═════ Record set ═════

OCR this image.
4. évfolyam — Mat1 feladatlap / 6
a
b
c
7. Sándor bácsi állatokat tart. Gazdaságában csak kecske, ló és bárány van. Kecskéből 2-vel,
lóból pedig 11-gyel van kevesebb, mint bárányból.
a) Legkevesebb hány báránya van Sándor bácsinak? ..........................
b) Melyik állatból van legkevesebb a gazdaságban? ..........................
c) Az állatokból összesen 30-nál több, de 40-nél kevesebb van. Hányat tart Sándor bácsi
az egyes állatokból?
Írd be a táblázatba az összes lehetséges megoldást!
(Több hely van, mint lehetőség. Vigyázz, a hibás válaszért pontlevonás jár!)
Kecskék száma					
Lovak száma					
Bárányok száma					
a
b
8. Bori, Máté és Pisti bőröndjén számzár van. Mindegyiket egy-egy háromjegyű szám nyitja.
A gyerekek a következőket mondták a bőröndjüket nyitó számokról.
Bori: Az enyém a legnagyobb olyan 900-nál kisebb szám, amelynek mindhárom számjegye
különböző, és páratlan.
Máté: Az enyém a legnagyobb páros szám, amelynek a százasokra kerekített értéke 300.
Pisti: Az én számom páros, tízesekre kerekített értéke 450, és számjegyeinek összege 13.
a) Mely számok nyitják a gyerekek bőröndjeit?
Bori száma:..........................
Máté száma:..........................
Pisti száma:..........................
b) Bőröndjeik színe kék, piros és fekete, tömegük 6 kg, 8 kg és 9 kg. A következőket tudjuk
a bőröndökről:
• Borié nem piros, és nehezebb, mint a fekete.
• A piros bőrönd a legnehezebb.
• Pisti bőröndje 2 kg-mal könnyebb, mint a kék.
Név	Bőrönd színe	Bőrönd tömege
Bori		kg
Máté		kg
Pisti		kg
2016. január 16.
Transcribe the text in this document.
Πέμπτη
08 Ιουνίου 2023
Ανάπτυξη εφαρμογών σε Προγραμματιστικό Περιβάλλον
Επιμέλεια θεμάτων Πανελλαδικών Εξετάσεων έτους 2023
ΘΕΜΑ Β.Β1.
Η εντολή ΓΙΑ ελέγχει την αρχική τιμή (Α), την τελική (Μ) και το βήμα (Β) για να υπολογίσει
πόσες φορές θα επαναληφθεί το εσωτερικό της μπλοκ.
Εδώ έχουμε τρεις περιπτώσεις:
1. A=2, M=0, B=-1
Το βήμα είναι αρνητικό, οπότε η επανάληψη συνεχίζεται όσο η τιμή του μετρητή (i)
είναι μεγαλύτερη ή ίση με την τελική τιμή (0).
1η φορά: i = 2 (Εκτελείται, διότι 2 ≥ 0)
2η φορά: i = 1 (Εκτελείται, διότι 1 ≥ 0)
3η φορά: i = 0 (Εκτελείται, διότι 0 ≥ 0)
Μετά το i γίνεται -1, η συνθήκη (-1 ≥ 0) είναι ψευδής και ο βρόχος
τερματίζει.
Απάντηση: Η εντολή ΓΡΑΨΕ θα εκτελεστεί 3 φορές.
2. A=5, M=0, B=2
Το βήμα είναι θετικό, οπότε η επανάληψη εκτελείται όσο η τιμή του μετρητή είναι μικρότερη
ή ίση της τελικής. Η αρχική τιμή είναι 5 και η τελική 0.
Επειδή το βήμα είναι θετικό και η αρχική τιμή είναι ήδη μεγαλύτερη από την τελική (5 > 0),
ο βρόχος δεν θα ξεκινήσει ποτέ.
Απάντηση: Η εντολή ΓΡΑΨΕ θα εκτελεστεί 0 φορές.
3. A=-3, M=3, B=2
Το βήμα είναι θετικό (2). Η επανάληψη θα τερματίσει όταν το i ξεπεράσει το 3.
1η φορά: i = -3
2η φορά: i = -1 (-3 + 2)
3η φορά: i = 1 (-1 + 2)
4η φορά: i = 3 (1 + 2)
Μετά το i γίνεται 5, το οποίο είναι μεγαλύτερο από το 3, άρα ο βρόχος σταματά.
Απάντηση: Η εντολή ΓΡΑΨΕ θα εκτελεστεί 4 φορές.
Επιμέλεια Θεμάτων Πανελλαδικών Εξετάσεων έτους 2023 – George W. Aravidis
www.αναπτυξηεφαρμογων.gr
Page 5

═════

Problem requirements –
Exactly as shown, repeat every record.

Exercise response –
OCR this image.
4. évfolyam — Mat1 feladatlap / 6
a
b
c
7. Sándor bácsi állatokat tart. Gazdaságában csak kecske, ló és bárány van. Kecskéből 2-vel,
lóból pedig 11-gyel van kevesebb, mint bárányból.
a) Legkevesebb hány báránya van Sándor bácsinak? ..........................
b) Melyik állatból van legkevesebb a gazdaságban? ..........................
c) Az állatokból összesen 30-nál több, de 40-nél kevesebb van. Hányat tart Sándor bácsi
az egyes állatokból?
Írd be a táblázatba az összes lehetséges megoldást!
(Több hely van, mint lehetőség. Vigyázz, a hibás válaszért pontlevonás jár!)
Kecskék száma					
Lovak száma					
Bárányok száma					
a
b
8. Bori, Máté és Pisti bőröndjén számzár van. Mindegyiket egy-egy háromjegyű szám nyitja.
A gyerekek a következőket mondták a bőröndjüket nyitó számokról.
Bori: Az enyém a legnagyobb olyan 900-nál kisebb szám, amelynek mindhárom számjegye
különböző, és páratlan.
Máté: Az enyém a legnagyobb páros szám, amelynek a százasokra kerekített értéke 300.
Pisti: Az én számom páros, tízesekre kerekített értéke 450, és számjegyeinek összege 13.
a) Mely számok nyitják a gyerekek bőröndjeit?
Bori száma:..........................
Máté száma:..........................
Pisti száma:..........................
b) Bőröndjeik színe kék, piros és fekete, tömegük 6 kg, 8 kg és 9 kg. A következőket tudjuk
a bőröndökről:
• Borié nem piros, és nehezebb, mint a fekete.
• A piros bőrönd a legnehezebb.
• Pisti bőröndje 2 kg-mal könnyebb, mint a kék.
Név	Bőrönd színe	Bőrönd tömege
Bori		kg
Máté		kg
Pisti		kg
2016. január 16.
Transcribe the text in this document.
Πέμπτη
08 Ιουνίου 2023
Ανάπτυξη εφαρμογών σε Προγραμματιστικό Περιβάλλον
Επιμέλεια θεμάτων Πανελλαδικών Εξετάσεων έτους 2023
ΘΕΜΑ Β.Β1.
Η εντολή ΓΙΑ ελέγχει την αρχική τιμή (Α), την τελική (Μ) και το βήμα (Β) για να υπολογίσει
πόσες φορές θα επαναληφθεί το εσωτερικό της μπλοκ.
Εδώ έχουμε τρεις περιπτώσεις:
1. A=2, M=0, B=-1
Το βήμα είναι αρνητικό, οπότε η επανάληψη συνεχίζεται όσο η τιμή του μετρητή (i)
είναι μεγαλύτερη ή ίση με την τελική τιμή (0).
1η φορά: i = 2 (Εκτελείται, διότι 2 ≥ 0)
2η φορά: i = 1 (Εκτελείται, διότι 1 ≥ 0)
3η φορά: i = 0 (Εκτελείται, διότι 0 ≥ 0)
Μετά το i γίνεται -1, η συνθήκη (-1 ≥ 0) είναι ψευδής και ο βρόχος
τερματίζει.
Απάντηση: Η εντολή ΓΡΑΨΕ θα εκτελεστεί 3 φορές.
2. A=5, M=0, B=2
Το βήμα είναι θετικό, οπότε η επανάληψη εκτελείται όσο η τιμή του μετρητή είναι μικρότερη
ή ίση της τελικής. Η αρχική τιμή είναι 5 και η τελική 0.
Επειδή το βήμα είναι θετικό και η αρχική τιμή είναι ήδη μεγαλύτερη από την τελική (5 > 0),
ο βρόχος δεν θα ξεκινήσει ποτέ.
Απάντηση: Η εντολή ΓΡΑΨΕ θα εκτελεστεί 0 φορές.
3. A=-3, M=3, B=2
Το βήμα είναι θετικό (2). Η επανάληψη θα τερματίσει όταν το i ξεπεράσει το 3.
1η φορά: i = -3
2η φορά: i = -1 (-3 + 2)
3η φορά: i = 1 (-1 + 2)
4η φορά: i = 3 (1 + 2)
Μετά το i γίνεται 5, το οποίο είναι μεγαλύτερο από το 3, άρα ο βρόχος σταματά.
Απάντηση: Η εντολή ΓΡΑΨΕ θα εκτελεστεί 4 φορές.
Επιμέλεια Θεμάτων Πανελλαδικών Εξετάσεων έτους 2023 – George W. Aravidis
www.αναπτυξηεφαρμογων.gr
Page 5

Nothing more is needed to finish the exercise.